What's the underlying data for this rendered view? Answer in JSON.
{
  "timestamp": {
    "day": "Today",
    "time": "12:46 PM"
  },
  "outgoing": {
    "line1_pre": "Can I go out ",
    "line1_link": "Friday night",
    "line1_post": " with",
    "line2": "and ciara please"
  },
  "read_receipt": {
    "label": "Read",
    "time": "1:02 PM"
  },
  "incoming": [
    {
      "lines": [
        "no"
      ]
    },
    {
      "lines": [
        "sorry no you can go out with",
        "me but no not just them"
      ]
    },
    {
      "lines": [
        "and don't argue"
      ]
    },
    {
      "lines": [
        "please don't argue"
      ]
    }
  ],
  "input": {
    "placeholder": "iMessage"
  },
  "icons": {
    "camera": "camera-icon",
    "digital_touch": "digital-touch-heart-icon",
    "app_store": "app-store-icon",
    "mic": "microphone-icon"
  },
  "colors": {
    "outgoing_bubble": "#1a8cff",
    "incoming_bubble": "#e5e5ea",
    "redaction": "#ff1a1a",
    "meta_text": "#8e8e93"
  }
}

==

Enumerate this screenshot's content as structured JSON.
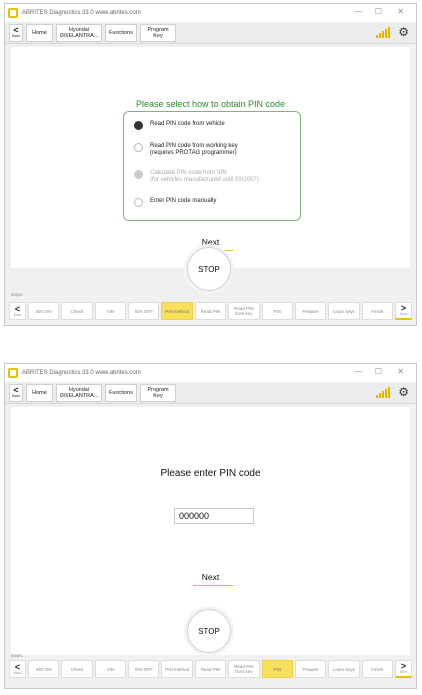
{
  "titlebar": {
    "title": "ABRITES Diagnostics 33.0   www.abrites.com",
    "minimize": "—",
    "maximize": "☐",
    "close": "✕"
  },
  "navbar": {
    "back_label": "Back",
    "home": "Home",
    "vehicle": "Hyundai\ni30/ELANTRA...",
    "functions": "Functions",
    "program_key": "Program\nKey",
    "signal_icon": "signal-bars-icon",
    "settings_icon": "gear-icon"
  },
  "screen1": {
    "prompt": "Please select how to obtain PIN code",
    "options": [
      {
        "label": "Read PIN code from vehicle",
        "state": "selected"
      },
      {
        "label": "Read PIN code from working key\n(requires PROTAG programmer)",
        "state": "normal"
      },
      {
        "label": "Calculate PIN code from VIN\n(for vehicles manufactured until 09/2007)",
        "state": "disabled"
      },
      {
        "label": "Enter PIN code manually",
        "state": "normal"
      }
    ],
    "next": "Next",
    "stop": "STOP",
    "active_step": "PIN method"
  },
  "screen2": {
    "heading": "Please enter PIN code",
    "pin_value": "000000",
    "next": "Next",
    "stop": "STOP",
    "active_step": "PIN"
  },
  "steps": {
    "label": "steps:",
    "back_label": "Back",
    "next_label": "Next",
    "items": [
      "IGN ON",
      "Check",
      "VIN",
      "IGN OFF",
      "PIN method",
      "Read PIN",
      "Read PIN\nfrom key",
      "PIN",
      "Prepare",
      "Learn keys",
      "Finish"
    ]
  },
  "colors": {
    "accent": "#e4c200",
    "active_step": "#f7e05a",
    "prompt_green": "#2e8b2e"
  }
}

• Written problem: Copy each line in the data that holds the word "state".

• Task output:
        "state": "selected"
        "state": "normal"
        "state": "disabled"
        "state": "normal"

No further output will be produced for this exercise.